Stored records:

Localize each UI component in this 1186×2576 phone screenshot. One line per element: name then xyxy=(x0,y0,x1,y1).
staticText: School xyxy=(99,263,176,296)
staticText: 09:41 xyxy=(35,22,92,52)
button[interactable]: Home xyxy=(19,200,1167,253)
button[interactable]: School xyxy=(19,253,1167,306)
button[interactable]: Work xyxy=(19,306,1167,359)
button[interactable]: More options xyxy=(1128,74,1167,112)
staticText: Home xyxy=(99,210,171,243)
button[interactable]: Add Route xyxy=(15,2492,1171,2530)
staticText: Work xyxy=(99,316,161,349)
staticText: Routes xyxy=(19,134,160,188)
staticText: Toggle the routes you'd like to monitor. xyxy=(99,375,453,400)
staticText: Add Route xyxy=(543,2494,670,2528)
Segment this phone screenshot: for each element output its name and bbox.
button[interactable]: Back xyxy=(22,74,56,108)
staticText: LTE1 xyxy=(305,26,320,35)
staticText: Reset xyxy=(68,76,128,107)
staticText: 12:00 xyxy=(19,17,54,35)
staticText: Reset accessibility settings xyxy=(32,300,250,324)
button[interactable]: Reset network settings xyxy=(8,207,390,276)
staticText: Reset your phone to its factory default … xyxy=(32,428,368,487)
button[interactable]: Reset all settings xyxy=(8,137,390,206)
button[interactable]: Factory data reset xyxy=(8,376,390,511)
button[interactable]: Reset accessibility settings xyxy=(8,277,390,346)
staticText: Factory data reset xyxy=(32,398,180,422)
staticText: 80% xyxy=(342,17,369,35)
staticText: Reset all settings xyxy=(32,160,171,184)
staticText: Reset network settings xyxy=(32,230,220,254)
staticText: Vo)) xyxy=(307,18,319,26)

Work required: Please reproduce all of the records above word for word, without changing, adding, or leaving out anything.

Solution for this task:
Localize each UI component in this 1186×2576 phone screenshot. One line per element: name then xyxy=(x0,y0,x1,y1).
staticText: School xyxy=(99,263,176,296)
staticText: 09:41 xyxy=(35,22,92,52)
button[interactable]: Home xyxy=(19,200,1167,253)
button[interactable]: School xyxy=(19,253,1167,306)
button[interactable]: Work xyxy=(19,306,1167,359)
button[interactable]: More options xyxy=(1128,74,1167,112)
staticText: Home xyxy=(99,210,171,243)
button[interactable]: Add Route xyxy=(15,2492,1171,2530)
staticText: Work xyxy=(99,316,161,349)
staticText: Routes xyxy=(19,134,160,188)
staticText: Toggle the routes you'd like to monitor. xyxy=(99,375,453,400)
staticText: Add Route xyxy=(543,2494,670,2528)
Segment this phone screenshot: for each element output its name and bbox.
button[interactable]: Back xyxy=(22,74,56,108)
staticText: LTE1 xyxy=(305,26,320,35)
staticText: Reset xyxy=(68,76,128,107)
staticText: 12:00 xyxy=(19,17,54,35)
staticText: Reset accessibility settings xyxy=(32,300,250,324)
button[interactable]: Reset network settings xyxy=(8,207,390,276)
staticText: Reset your phone to its factory default … xyxy=(32,428,368,487)
button[interactable]: Reset all settings xyxy=(8,137,390,206)
button[interactable]: Factory data reset xyxy=(8,376,390,511)
button[interactable]: Reset accessibility settings xyxy=(8,277,390,346)
staticText: Factory data reset xyxy=(32,398,180,422)
staticText: 80% xyxy=(342,17,369,35)
staticText: Reset all settings xyxy=(32,160,171,184)
staticText: Reset network settings xyxy=(32,230,220,254)
staticText: Vo)) xyxy=(307,18,319,26)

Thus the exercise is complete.